TASK INSTRUCTIONS:
Scan the records for the string "Fertility"; copy each line where it occurs.

DATASET RECORDS:

*-*-*

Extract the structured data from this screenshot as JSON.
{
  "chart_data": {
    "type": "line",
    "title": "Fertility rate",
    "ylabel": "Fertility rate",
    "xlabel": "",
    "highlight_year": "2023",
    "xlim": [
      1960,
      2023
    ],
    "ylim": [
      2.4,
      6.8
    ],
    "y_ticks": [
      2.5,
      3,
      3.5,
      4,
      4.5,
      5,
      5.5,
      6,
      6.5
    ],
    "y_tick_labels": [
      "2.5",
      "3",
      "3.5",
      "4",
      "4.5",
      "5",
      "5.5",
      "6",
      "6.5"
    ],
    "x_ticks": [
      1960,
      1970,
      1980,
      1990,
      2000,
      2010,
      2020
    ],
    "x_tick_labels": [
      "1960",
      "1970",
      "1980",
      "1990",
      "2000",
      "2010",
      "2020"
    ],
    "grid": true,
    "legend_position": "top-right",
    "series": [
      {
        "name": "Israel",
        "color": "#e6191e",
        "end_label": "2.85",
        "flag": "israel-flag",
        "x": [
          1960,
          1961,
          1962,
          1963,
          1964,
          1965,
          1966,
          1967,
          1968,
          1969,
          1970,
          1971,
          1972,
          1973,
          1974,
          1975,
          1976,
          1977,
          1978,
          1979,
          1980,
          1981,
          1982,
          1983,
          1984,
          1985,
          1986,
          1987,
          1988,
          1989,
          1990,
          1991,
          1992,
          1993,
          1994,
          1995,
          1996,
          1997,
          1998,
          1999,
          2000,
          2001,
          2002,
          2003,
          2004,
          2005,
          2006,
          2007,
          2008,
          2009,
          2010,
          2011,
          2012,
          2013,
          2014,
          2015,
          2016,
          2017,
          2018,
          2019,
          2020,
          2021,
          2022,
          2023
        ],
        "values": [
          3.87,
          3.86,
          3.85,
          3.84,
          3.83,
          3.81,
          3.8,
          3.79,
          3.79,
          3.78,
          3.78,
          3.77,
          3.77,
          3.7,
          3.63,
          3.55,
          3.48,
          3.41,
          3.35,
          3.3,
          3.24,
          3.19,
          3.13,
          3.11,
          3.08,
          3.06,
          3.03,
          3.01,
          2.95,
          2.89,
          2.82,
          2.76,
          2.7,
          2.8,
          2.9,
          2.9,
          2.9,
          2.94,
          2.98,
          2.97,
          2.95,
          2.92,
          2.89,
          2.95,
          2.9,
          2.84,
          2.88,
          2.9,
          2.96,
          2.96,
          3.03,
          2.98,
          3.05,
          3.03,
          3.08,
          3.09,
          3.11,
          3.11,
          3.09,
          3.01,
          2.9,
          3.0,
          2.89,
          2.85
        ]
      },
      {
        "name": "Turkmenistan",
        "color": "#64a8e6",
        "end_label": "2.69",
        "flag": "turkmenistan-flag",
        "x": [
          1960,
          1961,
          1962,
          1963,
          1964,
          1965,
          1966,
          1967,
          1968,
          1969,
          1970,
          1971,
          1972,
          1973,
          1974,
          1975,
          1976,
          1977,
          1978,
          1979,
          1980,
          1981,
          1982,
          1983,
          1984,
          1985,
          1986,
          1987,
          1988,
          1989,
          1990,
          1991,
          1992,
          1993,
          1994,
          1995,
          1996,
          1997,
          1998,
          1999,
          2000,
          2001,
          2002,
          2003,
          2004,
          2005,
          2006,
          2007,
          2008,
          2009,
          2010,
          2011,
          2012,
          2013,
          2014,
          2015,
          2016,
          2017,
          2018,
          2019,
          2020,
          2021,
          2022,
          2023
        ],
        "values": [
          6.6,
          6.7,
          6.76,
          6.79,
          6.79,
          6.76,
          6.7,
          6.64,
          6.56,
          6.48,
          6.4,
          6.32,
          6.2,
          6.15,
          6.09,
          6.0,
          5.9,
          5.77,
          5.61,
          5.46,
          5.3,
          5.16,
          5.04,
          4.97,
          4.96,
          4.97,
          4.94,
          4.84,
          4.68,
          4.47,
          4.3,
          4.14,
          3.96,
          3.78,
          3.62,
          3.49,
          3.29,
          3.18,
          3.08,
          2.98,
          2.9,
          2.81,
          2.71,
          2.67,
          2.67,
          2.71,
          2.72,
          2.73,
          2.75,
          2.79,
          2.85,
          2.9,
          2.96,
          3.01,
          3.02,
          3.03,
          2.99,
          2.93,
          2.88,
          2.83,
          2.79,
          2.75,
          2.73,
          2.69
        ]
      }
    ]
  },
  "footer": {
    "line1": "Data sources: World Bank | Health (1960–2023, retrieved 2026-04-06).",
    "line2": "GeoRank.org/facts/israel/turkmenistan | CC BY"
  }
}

*-*-*

EXERCISE SOLUTION:
    "title": "Fertility rate",
    "ylabel": "Fertility rate",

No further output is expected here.